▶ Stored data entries

⟨

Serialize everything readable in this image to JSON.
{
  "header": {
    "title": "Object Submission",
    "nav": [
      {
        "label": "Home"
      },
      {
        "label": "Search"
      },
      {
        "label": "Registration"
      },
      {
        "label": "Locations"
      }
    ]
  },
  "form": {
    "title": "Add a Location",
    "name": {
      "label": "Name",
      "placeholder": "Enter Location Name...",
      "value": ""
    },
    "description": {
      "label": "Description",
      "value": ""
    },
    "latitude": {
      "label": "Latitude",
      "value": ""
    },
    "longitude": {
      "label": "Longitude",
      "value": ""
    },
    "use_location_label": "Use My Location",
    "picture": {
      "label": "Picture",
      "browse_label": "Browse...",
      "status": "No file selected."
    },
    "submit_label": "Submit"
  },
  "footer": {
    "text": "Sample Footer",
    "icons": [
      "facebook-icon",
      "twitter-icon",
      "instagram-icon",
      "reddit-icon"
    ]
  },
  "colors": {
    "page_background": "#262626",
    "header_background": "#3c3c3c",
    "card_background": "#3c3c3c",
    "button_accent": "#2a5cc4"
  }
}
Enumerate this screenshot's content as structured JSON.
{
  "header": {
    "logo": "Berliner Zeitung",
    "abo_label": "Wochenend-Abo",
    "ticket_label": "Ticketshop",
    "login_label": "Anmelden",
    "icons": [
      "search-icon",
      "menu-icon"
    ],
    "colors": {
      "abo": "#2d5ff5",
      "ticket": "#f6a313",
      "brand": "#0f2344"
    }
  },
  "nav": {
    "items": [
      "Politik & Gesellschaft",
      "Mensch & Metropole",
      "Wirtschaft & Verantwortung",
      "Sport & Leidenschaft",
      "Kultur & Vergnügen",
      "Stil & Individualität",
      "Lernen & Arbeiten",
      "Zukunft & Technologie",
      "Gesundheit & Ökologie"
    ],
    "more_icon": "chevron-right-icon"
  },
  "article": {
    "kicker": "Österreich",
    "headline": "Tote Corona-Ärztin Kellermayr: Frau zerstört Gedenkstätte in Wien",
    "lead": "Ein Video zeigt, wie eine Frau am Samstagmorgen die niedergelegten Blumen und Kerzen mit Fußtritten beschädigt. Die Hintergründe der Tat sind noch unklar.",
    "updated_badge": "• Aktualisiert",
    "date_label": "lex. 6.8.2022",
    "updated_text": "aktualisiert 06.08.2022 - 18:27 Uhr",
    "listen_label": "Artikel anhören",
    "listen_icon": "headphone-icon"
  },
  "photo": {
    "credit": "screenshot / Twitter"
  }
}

⟩

▶ What is asked
All the entries above need to be reproduced exactly.

▶ Completed task
Serialize everything readable in this image to JSON.
{
  "header": {
    "title": "Object Submission",
    "nav": [
      {
        "label": "Home"
      },
      {
        "label": "Search"
      },
      {
        "label": "Registration"
      },
      {
        "label": "Locations"
      }
    ]
  },
  "form": {
    "title": "Add a Location",
    "name": {
      "label": "Name",
      "placeholder": "Enter Location Name...",
      "value": ""
    },
    "description": {
      "label": "Description",
      "value": ""
    },
    "latitude": {
      "label": "Latitude",
      "value": ""
    },
    "longitude": {
      "label": "Longitude",
      "value": ""
    },
    "use_location_label": "Use My Location",
    "picture": {
      "label": "Picture",
      "browse_label": "Browse...",
      "status": "No file selected."
    },
    "submit_label": "Submit"
  },
  "footer": {
    "text": "Sample Footer",
    "icons": [
      "facebook-icon",
      "twitter-icon",
      "instagram-icon",
      "reddit-icon"
    ]
  },
  "colors": {
    "page_background": "#262626",
    "header_background": "#3c3c3c",
    "card_background": "#3c3c3c",
    "button_accent": "#2a5cc4"
  }
}
Enumerate this screenshot's content as structured JSON.
{
  "header": {
    "logo": "Berliner Zeitung",
    "abo_label": "Wochenend-Abo",
    "ticket_label": "Ticketshop",
    "login_label": "Anmelden",
    "icons": [
      "search-icon",
      "menu-icon"
    ],
    "colors": {
      "abo": "#2d5ff5",
      "ticket": "#f6a313",
      "brand": "#0f2344"
    }
  },
  "nav": {
    "items": [
      "Politik & Gesellschaft",
      "Mensch & Metropole",
      "Wirtschaft & Verantwortung",
      "Sport & Leidenschaft",
      "Kultur & Vergnügen",
      "Stil & Individualität",
      "Lernen & Arbeiten",
      "Zukunft & Technologie",
      "Gesundheit & Ökologie"
    ],
    "more_icon": "chevron-right-icon"
  },
  "article": {
    "kicker": "Österreich",
    "headline": "Tote Corona-Ärztin Kellermayr: Frau zerstört Gedenkstätte in Wien",
    "lead": "Ein Video zeigt, wie eine Frau am Samstagmorgen die niedergelegten Blumen und Kerzen mit Fußtritten beschädigt. Die Hintergründe der Tat sind noch unklar.",
    "updated_badge": "• Aktualisiert",
    "date_label": "lex. 6.8.2022",
    "updated_text": "aktualisiert 06.08.2022 - 18:27 Uhr",
    "listen_label": "Artikel anhören",
    "listen_icon": "headphone-icon"
  },
  "photo": {
    "credit": "screenshot / Twitter"
  }
}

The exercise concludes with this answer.